What is expected:
Restate, word for word, every line of the data.

Records to process:
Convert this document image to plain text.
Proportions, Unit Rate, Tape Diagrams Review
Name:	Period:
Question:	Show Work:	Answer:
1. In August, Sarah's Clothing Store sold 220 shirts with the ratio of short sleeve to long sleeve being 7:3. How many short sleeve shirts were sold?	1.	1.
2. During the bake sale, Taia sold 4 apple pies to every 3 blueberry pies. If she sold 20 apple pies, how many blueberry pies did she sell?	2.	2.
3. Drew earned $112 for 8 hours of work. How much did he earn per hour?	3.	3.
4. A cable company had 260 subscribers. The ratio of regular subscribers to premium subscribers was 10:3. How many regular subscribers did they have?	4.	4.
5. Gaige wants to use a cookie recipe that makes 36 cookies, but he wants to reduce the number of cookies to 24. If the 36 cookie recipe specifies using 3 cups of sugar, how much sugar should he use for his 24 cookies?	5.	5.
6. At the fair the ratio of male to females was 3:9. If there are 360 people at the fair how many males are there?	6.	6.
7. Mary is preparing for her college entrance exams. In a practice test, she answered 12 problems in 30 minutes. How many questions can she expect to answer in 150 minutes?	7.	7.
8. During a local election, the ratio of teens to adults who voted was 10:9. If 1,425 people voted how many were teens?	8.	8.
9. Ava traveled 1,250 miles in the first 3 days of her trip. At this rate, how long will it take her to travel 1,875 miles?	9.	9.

Response to this task:
Convert this document image to plain text.
Proportions, Unit Rate, Tape Diagrams Review
Name:	Period:
Question:	Show Work:	Answer:
1. In August, Sarah's Clothing Store sold 220 shirts with the ratio of short sleeve to long sleeve being 7:3. How many short sleeve shirts were sold?	1.	1.
2. During the bake sale, Taia sold 4 apple pies to every 3 blueberry pies. If she sold 20 apple pies, how many blueberry pies did she sell?	2.	2.
3. Drew earned $112 for 8 hours of work. How much did he earn per hour?	3.	3.
4. A cable company had 260 subscribers. The ratio of regular subscribers to premium subscribers was 10:3. How many regular subscribers did they have?	4.	4.
5. Gaige wants to use a cookie recipe that makes 36 cookies, but he wants to reduce the number of cookies to 24. If the 36 cookie recipe specifies using 3 cups of sugar, how much sugar should he use for his 24 cookies?	5.	5.
6. At the fair the ratio of male to females was 3:9. If there are 360 people at the fair how many males are there?	6.	6.
7. Mary is preparing for her college entrance exams. In a practice test, she answered 12 problems in 30 minutes. How many questions can she expect to answer in 150 minutes?	7.	7.
8. During a local election, the ratio of teens to adults who voted was 10:9. If 1,425 people voted how many were teens?	8.	8.
9. Ava traveled 1,250 miles in the first 3 days of her trip. At this rate, how long will it take her to travel 1,875 miles?	9.	9.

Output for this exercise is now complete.